Count every line that includes the string "JSON" in the entries that follow. Nothing besides the number is needed.

(Material shown)
>> begin

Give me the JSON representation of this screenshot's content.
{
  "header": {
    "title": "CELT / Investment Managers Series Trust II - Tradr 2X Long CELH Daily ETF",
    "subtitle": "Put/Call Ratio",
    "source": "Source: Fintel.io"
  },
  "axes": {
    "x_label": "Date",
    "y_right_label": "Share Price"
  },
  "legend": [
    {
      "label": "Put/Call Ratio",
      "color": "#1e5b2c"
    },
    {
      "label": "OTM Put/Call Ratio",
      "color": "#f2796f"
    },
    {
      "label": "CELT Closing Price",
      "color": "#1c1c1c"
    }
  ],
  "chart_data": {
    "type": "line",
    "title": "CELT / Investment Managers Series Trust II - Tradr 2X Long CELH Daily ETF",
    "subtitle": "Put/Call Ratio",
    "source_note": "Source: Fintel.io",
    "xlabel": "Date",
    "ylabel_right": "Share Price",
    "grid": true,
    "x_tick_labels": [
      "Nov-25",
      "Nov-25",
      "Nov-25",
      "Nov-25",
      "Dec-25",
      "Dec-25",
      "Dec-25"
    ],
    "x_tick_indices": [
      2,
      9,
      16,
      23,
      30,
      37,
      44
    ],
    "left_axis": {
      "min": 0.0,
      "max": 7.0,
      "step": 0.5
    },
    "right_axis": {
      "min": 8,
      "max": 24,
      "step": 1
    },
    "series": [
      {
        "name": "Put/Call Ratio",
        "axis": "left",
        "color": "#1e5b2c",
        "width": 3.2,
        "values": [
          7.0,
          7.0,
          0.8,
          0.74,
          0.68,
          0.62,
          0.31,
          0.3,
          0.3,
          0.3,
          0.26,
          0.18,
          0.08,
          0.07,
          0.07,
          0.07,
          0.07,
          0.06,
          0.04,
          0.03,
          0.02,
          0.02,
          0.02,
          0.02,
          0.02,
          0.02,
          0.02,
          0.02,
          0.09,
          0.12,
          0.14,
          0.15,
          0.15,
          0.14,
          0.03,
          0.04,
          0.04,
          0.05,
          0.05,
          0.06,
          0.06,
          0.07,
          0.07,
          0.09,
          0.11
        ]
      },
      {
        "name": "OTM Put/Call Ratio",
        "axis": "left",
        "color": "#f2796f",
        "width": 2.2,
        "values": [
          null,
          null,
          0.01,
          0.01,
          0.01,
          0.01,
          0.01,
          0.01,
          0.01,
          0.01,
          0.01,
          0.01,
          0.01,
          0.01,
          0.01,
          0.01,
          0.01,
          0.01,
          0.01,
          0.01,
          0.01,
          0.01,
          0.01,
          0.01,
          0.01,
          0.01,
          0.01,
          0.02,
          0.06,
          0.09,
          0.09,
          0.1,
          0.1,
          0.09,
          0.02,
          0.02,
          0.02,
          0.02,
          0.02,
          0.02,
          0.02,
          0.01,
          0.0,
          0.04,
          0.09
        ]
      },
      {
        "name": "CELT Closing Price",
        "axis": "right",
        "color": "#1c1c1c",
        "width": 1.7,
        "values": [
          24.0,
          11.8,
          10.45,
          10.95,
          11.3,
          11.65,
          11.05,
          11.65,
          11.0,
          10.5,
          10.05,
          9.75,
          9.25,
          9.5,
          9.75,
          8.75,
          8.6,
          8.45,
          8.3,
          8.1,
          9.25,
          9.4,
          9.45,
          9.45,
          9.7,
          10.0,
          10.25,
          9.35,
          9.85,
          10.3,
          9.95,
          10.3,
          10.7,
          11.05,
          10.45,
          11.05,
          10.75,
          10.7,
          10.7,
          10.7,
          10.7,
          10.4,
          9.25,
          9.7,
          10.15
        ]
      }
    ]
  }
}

>> end
>> begin

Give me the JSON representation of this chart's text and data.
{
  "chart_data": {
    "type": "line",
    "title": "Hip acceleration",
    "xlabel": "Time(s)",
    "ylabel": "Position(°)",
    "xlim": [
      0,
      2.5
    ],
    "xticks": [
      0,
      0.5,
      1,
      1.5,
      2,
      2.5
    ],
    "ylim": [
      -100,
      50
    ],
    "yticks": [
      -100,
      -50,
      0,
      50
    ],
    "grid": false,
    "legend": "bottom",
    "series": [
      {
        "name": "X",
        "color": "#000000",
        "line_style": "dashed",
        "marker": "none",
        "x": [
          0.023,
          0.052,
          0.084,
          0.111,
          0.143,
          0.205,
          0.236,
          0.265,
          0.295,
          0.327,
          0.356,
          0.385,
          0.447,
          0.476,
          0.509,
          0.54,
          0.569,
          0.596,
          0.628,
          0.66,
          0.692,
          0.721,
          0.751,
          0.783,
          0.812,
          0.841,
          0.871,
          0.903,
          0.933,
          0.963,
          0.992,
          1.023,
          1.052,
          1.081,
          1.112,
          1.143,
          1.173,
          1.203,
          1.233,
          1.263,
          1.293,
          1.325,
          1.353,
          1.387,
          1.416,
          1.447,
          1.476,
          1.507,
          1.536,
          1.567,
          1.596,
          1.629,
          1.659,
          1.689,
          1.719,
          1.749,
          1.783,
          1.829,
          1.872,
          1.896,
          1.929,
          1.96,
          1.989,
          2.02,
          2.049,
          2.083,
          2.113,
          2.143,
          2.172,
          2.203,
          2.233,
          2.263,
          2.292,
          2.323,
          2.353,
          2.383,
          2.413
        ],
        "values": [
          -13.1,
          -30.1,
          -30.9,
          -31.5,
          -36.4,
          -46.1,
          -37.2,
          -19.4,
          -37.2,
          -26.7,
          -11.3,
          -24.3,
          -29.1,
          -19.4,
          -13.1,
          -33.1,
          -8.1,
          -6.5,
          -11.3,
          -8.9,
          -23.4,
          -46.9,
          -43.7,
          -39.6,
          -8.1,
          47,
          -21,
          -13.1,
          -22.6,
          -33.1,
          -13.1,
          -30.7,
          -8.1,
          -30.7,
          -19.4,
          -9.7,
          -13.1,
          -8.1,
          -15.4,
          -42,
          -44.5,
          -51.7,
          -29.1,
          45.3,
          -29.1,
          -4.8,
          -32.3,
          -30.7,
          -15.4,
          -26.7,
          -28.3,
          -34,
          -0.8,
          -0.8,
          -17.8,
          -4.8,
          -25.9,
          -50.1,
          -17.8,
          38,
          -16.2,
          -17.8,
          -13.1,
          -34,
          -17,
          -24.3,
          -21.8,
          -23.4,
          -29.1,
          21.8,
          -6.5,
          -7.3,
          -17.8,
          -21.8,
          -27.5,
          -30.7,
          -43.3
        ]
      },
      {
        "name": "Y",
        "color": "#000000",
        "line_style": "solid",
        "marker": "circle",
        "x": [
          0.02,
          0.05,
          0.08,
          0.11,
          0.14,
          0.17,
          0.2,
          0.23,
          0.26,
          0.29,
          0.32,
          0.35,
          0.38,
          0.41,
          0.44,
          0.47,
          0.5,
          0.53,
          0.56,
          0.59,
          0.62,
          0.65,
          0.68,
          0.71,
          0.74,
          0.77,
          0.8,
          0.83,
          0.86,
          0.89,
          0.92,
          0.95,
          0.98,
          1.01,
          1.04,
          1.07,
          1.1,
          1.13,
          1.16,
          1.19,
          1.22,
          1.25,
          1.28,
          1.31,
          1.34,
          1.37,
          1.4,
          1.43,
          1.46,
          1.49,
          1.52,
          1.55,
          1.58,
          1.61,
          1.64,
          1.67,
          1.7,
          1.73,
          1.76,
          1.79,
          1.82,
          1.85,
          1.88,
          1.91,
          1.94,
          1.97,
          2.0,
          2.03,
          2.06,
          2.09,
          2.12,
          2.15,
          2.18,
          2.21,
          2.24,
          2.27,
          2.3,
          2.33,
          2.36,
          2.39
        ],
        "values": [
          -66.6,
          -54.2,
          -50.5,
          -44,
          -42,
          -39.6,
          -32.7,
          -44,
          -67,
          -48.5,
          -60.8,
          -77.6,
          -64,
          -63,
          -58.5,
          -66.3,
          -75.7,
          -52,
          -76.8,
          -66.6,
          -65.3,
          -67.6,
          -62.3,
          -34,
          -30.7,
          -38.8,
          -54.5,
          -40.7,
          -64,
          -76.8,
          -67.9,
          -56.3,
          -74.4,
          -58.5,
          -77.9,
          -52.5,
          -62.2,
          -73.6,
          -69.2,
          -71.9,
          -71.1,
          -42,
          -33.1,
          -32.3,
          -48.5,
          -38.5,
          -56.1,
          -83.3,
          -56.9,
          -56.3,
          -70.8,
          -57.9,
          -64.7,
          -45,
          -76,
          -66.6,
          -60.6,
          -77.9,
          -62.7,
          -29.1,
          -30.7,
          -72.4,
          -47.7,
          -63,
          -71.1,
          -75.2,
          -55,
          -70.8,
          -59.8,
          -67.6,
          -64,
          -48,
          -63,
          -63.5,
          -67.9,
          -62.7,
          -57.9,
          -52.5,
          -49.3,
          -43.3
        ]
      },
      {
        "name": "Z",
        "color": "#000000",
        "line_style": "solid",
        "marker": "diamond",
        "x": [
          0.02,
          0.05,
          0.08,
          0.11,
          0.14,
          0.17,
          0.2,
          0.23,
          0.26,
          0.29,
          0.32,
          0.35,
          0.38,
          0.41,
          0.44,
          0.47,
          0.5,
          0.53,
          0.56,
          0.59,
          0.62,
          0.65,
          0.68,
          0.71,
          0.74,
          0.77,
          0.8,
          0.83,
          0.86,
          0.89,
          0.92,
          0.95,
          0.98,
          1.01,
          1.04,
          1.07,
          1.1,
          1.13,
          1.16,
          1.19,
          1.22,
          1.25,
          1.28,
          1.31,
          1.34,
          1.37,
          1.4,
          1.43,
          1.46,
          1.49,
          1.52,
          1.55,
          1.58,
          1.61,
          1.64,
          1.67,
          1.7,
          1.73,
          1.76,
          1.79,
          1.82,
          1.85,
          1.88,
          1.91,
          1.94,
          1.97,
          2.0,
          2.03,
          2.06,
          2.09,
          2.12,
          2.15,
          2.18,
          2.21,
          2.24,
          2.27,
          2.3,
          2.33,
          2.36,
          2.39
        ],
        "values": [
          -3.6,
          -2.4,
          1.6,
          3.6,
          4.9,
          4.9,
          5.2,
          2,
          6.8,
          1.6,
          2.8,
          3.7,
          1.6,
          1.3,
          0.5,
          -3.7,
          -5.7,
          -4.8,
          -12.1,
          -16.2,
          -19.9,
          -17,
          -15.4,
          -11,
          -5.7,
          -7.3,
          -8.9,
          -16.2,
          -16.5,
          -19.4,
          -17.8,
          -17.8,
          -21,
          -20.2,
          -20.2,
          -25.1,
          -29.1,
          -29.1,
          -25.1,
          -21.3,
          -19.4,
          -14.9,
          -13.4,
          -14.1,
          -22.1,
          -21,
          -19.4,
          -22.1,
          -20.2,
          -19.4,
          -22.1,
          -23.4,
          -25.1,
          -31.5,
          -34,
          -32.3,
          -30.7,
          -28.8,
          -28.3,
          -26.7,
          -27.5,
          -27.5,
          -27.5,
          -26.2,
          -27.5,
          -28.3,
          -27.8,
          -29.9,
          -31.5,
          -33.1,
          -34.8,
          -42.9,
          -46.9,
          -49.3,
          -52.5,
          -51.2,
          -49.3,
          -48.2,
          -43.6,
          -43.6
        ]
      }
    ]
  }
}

>> end

(Answer to the problem) 2